(Dataset items)
## start
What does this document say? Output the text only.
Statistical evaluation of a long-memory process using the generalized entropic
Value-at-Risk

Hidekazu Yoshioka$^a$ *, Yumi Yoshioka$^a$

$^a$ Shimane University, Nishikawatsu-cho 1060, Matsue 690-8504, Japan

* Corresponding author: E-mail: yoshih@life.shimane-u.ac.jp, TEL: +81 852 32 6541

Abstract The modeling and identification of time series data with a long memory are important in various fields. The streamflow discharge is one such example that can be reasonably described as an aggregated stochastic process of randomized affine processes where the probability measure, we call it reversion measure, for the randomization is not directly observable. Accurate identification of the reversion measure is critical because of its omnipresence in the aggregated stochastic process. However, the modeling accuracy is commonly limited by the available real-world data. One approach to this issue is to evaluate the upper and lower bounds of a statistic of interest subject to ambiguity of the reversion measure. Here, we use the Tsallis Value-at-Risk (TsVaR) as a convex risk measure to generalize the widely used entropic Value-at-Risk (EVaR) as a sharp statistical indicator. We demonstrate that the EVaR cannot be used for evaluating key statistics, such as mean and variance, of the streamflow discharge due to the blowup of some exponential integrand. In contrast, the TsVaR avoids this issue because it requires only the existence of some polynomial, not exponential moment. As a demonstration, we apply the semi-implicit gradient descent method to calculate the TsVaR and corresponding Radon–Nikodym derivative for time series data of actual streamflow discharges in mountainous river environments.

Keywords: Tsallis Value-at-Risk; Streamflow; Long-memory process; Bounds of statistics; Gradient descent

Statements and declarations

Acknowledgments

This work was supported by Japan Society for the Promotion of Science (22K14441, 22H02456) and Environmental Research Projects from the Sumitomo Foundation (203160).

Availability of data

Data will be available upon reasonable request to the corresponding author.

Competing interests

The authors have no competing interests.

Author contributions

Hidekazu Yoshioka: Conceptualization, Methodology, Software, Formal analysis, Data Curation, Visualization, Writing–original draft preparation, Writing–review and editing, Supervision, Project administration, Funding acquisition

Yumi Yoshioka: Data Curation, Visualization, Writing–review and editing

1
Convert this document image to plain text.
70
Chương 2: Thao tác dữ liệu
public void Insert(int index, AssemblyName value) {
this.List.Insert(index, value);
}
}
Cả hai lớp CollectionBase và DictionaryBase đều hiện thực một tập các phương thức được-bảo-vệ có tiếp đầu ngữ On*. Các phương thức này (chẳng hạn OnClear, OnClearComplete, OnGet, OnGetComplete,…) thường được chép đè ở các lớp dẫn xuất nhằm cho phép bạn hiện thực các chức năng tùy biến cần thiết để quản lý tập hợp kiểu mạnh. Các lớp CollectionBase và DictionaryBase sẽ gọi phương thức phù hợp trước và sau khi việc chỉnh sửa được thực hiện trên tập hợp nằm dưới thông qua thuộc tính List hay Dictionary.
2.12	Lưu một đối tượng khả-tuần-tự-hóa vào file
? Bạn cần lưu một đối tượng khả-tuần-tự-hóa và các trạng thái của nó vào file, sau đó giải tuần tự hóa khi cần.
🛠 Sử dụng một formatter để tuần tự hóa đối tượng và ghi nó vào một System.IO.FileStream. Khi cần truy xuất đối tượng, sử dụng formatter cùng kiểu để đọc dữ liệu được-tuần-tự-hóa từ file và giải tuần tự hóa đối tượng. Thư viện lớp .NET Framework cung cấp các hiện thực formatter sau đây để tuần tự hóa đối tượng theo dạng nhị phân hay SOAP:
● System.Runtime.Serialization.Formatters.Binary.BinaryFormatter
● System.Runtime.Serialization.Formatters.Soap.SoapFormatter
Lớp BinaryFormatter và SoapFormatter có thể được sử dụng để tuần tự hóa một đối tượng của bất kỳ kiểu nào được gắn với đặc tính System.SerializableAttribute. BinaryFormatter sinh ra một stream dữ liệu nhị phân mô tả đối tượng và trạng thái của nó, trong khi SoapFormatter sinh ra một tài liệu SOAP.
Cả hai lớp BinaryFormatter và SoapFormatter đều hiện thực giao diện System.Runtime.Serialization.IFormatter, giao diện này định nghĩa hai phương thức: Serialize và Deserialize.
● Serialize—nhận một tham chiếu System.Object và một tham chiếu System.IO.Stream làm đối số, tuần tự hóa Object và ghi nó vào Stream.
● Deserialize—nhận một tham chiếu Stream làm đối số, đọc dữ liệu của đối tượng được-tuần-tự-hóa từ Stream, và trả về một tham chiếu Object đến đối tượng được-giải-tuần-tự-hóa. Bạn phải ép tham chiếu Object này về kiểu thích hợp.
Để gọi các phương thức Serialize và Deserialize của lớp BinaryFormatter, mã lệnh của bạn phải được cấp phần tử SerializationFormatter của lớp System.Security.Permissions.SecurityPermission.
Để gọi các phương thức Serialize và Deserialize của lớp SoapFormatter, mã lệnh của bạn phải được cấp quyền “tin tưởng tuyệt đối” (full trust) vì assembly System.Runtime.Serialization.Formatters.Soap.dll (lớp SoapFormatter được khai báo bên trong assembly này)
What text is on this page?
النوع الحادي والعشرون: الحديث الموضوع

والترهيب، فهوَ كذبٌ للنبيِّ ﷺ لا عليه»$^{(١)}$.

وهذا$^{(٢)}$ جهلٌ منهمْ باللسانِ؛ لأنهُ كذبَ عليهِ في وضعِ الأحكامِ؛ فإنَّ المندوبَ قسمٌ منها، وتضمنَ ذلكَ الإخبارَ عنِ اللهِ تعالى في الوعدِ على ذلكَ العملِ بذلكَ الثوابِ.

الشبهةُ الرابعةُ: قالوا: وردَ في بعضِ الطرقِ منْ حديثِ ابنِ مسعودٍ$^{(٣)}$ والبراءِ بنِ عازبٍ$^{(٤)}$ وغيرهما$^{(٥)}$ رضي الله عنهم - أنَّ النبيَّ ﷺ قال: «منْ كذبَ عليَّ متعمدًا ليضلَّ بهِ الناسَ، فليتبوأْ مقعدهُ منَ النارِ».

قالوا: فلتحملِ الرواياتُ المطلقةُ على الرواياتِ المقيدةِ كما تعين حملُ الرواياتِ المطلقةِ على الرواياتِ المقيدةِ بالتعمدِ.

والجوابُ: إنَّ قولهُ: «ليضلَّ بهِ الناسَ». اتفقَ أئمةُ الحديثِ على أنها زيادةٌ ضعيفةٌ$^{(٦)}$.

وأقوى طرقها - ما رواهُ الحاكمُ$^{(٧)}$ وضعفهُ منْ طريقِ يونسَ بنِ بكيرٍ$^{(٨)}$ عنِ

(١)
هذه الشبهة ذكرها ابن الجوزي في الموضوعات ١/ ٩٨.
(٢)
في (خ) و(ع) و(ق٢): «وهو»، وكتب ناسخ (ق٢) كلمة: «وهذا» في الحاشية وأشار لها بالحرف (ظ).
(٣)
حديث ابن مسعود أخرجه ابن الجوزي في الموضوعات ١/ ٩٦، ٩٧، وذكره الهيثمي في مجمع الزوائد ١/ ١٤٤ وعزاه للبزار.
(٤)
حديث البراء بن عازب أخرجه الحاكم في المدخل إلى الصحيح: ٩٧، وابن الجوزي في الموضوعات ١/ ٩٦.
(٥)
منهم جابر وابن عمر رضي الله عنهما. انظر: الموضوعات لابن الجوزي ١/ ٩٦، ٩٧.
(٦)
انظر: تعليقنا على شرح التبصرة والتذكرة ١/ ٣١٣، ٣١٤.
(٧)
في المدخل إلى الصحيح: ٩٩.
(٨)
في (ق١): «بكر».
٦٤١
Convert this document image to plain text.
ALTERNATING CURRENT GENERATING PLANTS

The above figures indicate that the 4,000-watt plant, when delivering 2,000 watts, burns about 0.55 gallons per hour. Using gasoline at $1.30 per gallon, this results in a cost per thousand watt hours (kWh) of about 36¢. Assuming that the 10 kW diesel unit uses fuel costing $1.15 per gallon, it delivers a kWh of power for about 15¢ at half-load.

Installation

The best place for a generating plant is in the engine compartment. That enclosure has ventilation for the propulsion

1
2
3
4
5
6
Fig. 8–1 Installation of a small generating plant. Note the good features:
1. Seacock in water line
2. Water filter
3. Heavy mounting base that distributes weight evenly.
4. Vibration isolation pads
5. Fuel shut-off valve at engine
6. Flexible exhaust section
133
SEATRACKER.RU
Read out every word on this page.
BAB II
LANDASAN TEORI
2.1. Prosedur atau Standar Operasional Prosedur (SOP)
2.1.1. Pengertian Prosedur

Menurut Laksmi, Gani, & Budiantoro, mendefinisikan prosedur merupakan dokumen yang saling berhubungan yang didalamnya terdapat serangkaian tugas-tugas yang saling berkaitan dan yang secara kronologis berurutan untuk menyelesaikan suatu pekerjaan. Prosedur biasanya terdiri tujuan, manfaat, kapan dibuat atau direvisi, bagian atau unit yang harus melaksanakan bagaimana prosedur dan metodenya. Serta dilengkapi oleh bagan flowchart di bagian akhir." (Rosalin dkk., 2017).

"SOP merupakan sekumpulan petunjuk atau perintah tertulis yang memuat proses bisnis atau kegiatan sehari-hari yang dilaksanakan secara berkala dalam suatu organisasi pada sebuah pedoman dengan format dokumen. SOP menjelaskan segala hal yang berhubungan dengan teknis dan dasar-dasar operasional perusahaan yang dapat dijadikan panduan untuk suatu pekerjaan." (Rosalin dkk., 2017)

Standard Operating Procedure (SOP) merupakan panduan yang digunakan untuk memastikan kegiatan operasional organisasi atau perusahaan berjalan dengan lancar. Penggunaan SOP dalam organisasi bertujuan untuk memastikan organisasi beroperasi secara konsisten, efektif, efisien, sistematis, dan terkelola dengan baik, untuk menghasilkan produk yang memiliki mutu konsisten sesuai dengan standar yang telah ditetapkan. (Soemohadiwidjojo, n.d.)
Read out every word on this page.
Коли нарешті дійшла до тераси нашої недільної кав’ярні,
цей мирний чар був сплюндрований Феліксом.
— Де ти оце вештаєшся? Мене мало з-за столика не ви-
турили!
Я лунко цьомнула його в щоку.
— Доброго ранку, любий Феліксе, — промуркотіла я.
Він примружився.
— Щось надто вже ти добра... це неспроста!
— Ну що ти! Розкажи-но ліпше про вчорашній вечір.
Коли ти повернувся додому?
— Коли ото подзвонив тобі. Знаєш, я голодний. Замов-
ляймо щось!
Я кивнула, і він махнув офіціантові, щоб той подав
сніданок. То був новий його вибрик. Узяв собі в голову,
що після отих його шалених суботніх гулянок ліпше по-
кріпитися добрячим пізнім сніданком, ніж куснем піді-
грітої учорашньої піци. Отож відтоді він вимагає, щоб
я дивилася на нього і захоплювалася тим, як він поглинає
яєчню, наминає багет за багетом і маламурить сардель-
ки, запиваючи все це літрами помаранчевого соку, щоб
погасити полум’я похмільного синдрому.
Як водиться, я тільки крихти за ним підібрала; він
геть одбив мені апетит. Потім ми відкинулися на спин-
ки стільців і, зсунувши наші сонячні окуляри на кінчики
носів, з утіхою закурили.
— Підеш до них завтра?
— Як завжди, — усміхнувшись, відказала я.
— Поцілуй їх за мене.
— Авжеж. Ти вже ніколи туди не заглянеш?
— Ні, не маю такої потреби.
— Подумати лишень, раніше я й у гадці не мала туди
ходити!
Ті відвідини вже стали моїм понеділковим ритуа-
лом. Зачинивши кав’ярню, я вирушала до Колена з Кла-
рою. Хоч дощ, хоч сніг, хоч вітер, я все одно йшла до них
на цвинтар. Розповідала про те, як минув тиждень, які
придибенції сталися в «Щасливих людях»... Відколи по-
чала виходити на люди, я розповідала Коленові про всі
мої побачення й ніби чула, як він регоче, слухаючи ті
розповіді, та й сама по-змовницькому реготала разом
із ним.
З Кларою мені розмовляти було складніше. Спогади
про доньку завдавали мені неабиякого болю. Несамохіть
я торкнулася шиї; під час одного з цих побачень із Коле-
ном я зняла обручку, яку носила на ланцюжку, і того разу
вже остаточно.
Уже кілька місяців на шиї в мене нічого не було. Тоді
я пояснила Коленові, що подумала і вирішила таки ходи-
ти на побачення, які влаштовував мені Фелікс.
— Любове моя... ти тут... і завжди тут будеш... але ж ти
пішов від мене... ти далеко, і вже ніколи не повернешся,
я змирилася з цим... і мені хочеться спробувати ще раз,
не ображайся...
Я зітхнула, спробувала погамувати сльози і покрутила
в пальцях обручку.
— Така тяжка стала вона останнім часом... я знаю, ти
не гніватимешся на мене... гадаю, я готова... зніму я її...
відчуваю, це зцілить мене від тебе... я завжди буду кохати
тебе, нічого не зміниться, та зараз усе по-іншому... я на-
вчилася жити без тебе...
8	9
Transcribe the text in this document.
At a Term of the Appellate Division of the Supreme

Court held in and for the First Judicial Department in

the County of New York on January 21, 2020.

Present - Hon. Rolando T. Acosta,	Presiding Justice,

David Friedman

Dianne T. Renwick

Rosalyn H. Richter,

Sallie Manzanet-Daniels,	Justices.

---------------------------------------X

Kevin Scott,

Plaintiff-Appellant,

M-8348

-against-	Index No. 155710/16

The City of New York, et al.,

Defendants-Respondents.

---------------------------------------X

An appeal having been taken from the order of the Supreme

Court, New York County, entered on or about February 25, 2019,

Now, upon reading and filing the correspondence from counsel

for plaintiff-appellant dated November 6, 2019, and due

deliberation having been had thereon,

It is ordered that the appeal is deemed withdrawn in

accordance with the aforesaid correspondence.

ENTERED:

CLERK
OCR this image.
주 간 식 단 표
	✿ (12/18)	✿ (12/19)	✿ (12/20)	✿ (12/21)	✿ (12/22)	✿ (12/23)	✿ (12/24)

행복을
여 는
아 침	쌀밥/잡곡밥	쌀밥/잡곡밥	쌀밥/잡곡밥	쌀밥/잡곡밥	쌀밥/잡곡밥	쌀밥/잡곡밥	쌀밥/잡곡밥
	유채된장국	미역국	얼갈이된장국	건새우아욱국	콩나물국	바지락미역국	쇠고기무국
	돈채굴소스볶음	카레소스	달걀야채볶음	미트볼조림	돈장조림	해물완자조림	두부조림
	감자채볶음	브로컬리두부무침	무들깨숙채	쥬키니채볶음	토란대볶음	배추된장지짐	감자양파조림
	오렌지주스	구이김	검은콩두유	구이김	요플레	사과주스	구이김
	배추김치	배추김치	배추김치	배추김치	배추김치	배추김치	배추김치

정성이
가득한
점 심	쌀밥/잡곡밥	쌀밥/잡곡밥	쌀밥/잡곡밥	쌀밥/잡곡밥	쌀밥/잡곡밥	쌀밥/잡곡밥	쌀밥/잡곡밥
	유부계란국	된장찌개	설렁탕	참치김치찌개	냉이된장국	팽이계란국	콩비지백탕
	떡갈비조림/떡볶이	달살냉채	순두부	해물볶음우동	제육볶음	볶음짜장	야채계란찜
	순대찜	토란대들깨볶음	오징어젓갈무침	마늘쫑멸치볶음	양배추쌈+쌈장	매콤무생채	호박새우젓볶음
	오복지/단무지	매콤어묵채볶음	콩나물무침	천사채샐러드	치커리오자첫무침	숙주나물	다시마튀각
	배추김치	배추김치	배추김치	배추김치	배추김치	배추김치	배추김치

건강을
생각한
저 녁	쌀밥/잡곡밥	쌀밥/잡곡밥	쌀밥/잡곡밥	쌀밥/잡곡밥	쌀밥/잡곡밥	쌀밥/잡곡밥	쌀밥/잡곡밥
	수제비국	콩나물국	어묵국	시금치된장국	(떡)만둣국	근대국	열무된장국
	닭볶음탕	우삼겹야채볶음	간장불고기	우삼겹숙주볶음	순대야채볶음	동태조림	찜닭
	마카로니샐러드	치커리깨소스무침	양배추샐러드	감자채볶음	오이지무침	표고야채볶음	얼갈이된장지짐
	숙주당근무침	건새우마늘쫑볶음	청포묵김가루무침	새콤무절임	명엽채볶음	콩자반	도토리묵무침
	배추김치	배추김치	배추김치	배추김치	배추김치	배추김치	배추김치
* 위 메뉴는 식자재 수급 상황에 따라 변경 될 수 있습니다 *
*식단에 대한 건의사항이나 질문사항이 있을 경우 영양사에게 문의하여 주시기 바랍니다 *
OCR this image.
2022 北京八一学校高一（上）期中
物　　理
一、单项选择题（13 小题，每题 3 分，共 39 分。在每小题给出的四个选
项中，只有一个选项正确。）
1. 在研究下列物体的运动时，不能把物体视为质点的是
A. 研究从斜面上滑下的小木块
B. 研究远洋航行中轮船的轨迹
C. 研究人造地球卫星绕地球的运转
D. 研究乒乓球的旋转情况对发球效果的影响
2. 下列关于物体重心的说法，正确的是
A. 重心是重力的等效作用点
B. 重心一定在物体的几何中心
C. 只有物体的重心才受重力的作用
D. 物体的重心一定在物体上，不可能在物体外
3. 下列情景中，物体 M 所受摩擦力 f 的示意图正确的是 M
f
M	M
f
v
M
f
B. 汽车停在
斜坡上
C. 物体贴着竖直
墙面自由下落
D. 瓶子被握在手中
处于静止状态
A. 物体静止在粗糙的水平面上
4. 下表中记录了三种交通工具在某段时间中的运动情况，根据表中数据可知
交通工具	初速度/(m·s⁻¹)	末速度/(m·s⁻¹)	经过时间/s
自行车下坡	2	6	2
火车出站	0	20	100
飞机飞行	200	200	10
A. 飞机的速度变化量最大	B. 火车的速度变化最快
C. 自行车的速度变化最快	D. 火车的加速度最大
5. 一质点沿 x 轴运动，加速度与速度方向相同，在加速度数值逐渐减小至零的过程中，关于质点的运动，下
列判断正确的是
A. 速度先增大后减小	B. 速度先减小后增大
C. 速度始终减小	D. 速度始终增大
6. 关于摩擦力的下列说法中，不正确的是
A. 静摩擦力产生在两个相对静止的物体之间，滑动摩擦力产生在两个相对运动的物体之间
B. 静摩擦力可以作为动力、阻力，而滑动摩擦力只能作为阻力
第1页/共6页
## end
## [To be done]
Gather up every line from the listing above in which the word "الصحيح" occurs.

## [Output for this exercise]
حديث البراء بن عازب أخرجه الحاكم في المدخل إلى الصحيح: ٩٧، وابن الجوزي في الموضوعات ١/ ٩٦.
في المدخل إلى الصحيح: ٩٩.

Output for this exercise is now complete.